───── Information shown ─────

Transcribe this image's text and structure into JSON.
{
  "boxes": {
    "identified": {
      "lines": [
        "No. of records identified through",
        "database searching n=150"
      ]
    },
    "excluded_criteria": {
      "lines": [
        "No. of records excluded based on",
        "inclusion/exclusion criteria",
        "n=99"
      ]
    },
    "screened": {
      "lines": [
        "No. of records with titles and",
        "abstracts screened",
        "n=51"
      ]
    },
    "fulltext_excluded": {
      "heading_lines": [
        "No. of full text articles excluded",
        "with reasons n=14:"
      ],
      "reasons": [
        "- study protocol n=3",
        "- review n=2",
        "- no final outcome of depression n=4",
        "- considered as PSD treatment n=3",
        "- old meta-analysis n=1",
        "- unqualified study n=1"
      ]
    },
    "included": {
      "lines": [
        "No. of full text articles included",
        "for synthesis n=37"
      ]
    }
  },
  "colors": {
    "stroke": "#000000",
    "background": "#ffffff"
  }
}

─────
───── Information shown ─────

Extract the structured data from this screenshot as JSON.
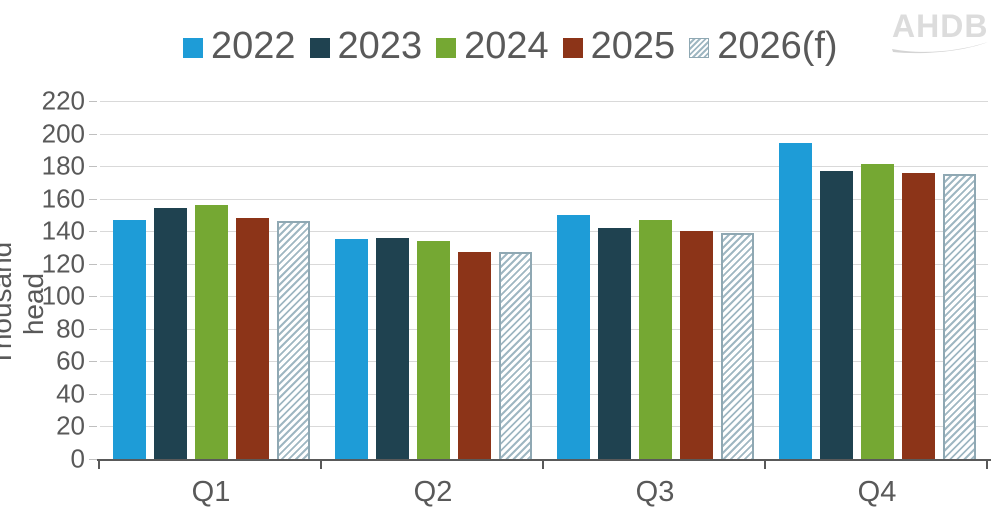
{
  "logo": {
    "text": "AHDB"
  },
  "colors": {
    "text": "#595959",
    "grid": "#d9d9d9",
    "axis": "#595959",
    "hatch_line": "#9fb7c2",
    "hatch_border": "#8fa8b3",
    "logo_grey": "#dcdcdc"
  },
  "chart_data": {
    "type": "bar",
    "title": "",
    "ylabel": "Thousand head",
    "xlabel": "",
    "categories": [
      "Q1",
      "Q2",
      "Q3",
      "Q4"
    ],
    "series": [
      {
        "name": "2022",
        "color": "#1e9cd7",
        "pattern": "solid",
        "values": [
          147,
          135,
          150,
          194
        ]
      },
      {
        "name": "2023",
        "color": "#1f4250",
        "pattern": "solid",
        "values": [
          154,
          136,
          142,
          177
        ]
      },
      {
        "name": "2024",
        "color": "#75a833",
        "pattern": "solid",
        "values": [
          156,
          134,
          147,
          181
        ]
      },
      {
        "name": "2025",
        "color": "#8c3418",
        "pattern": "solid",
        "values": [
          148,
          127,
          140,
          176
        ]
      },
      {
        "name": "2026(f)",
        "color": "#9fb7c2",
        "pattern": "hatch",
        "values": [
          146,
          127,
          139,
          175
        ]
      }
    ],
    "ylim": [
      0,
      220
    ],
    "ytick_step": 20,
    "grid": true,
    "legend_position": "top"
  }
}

─────

Each line in the listing above either holds the string "identified" or does not; state how many do, giving the number only.

▶ **Task response**
2